Stored rows:

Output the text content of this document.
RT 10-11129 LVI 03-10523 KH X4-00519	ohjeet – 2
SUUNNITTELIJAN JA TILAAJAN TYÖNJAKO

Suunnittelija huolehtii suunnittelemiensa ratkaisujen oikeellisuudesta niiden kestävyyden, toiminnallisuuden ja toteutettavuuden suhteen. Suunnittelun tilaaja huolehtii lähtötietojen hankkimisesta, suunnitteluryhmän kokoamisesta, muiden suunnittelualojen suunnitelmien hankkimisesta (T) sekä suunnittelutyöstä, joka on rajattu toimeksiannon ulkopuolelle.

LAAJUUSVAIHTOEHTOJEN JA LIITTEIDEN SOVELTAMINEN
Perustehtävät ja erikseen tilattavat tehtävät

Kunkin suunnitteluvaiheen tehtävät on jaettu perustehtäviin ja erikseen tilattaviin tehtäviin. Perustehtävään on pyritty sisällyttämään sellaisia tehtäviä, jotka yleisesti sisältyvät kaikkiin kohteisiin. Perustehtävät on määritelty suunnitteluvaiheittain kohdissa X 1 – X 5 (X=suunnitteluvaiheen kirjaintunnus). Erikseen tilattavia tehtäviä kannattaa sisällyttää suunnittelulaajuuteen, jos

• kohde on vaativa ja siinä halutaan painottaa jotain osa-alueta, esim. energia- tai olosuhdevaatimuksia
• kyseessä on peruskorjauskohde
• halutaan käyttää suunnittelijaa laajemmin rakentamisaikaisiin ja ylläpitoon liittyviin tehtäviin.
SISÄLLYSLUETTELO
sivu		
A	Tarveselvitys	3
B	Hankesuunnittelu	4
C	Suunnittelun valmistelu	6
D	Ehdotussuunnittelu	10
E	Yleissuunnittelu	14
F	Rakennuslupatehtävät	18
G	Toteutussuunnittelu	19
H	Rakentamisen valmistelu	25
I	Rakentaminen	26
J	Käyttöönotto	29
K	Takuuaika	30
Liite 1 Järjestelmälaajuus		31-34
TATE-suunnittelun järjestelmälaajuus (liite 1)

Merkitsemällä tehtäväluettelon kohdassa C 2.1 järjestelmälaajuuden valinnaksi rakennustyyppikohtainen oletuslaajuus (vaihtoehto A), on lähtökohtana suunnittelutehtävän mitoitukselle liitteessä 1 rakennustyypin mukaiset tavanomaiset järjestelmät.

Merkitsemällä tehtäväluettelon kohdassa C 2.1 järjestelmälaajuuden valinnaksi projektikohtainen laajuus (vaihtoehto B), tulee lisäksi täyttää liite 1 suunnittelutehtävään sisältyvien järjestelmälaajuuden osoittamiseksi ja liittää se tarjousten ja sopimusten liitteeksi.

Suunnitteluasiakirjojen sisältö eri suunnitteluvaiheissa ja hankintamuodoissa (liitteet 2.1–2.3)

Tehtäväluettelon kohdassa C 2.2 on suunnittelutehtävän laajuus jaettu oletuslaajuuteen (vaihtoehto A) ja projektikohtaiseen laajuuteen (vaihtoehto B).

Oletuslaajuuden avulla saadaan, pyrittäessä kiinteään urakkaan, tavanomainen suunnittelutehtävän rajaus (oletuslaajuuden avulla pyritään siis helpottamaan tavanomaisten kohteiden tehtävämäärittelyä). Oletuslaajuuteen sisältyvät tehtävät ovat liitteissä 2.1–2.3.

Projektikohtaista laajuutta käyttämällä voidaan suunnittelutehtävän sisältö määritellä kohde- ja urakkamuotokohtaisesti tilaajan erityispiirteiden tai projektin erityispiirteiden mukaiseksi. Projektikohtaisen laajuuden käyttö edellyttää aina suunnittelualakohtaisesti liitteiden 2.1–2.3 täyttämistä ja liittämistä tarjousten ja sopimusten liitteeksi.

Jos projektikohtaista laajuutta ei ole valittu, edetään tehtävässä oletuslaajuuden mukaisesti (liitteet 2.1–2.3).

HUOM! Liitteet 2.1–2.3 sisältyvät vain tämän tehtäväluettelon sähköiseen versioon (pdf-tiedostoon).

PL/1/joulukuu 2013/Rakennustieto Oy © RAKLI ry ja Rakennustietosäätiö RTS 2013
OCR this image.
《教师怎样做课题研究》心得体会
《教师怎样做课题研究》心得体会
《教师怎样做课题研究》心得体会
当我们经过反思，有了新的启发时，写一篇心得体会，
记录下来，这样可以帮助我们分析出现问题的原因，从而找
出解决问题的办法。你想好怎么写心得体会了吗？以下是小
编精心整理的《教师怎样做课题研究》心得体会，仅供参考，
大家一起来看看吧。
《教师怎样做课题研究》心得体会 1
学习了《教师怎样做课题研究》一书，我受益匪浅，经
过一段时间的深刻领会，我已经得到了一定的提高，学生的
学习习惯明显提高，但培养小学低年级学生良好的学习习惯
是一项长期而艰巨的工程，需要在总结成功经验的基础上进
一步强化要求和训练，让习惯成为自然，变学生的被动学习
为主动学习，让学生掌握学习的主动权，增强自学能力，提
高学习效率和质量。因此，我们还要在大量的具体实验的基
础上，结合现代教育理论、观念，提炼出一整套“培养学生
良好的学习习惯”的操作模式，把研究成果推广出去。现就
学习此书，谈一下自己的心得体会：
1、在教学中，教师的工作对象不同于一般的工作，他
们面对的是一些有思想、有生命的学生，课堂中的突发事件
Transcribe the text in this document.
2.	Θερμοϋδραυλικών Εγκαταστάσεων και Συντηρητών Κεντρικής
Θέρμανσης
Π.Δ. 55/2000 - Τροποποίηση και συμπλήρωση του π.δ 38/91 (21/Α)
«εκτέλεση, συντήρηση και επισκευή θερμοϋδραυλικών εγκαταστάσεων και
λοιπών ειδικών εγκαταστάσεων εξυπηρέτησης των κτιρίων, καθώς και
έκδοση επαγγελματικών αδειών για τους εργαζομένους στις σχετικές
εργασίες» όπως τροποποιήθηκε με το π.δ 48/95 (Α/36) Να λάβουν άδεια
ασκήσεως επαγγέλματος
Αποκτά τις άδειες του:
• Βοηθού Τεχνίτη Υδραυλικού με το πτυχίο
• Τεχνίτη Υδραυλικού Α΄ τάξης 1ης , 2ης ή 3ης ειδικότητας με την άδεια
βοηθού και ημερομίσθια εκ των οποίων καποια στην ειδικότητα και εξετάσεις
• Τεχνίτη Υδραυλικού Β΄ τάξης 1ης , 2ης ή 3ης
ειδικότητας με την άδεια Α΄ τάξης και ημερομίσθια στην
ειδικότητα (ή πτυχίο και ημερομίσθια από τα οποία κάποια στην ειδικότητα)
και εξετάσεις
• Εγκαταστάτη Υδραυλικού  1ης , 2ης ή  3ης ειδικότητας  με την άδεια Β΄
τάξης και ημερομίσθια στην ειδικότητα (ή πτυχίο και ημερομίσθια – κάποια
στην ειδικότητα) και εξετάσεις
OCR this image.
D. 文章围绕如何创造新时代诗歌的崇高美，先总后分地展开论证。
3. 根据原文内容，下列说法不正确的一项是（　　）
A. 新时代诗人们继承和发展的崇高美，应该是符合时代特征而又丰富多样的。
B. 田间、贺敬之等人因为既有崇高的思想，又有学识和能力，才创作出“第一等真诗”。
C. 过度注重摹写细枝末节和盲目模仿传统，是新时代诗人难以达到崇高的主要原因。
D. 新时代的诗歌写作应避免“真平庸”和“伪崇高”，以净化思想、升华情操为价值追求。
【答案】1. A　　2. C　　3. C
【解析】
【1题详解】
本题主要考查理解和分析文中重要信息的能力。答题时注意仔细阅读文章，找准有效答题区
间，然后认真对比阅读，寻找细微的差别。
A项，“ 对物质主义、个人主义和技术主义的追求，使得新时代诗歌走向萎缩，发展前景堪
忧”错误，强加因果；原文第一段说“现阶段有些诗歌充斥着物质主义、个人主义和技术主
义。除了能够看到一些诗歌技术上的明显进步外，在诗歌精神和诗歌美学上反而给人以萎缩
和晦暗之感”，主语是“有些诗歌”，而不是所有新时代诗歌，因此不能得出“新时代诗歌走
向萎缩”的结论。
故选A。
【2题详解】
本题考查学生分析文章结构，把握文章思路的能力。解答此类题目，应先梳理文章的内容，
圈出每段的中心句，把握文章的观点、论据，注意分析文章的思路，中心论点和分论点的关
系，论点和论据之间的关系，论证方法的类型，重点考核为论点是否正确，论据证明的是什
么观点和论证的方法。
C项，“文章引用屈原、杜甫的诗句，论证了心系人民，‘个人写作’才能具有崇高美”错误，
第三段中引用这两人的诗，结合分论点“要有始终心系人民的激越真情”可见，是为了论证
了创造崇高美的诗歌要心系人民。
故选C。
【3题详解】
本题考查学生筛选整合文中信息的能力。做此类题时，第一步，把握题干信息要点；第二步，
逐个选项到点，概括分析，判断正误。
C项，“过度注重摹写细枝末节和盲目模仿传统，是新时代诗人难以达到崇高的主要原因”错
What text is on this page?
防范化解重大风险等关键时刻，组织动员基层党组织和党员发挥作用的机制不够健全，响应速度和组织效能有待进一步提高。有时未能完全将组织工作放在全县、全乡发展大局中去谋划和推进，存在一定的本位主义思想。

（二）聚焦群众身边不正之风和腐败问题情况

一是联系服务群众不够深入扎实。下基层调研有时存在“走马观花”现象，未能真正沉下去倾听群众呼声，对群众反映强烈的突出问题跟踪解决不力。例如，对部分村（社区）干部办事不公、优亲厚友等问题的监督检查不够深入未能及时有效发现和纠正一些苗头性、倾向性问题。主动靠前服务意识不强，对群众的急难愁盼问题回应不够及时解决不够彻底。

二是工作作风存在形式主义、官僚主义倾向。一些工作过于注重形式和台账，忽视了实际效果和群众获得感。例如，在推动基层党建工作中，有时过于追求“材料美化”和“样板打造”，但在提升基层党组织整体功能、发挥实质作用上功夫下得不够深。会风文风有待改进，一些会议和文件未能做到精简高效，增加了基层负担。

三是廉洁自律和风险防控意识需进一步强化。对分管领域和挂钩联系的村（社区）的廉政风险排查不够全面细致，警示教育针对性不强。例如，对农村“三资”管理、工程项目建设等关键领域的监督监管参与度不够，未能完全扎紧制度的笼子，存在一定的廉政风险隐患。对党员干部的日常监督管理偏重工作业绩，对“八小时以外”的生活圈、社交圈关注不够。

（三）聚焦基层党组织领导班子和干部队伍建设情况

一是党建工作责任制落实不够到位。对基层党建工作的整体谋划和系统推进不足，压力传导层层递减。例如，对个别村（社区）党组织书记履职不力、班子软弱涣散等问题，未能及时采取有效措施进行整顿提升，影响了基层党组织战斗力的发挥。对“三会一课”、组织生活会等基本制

Directive:
Copy each line of the records containing the string "άδεια".

Task response:
εργασίες» όπως τροποποιήθηκε με το π.δ 48/95 (Α/36) Να λάβουν άδεια
• Τεχνίτη Υδραυλικού Α΄ τάξης 1ης , 2ης ή 3ης ειδικότητας με την άδεια
ειδικότητας με την άδεια Α΄ τάξης και ημερομίσθια στην
• Εγκαταστάτη Υδραυλικού  1ης , 2ης ή  3ης ειδικότητας  με την άδεια Β΄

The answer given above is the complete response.